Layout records
• • • •

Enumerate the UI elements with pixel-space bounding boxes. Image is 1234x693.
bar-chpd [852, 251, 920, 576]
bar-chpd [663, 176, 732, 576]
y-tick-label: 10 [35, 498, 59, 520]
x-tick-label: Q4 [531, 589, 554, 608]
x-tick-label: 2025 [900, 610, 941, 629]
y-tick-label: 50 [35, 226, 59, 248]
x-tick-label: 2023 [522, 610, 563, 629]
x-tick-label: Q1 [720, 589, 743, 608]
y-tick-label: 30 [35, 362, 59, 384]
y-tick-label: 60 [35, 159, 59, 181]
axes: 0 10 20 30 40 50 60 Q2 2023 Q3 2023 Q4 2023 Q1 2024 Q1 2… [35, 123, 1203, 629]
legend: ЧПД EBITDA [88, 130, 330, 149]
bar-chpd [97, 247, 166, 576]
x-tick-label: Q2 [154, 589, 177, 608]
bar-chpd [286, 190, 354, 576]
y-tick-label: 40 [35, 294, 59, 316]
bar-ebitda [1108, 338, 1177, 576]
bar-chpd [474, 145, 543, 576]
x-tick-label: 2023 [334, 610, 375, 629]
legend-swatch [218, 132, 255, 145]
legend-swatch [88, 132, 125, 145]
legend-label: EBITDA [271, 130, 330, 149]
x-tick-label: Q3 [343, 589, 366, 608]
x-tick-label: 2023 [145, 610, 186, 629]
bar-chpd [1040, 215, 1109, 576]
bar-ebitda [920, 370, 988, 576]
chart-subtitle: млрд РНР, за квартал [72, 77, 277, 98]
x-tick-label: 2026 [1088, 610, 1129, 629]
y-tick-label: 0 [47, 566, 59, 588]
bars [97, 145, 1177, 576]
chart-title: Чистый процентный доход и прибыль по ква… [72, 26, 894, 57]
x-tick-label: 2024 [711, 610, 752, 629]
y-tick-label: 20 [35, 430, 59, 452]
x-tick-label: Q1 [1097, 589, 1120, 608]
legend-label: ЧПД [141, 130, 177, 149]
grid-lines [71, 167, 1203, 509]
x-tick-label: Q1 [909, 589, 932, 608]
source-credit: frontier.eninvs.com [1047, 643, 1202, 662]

• • • •

▶ Set exercise
Please pick out every line in the records above that contains the string "chpd", and copy each of those lines.

▶ Exercise answer
bar-chpd [852, 251, 920, 576]
bar-chpd [663, 176, 732, 576]
bar-chpd [97, 247, 166, 576]
bar-chpd [286, 190, 354, 576]
bar-chpd [474, 145, 543, 576]
bar-chpd [1040, 215, 1109, 576]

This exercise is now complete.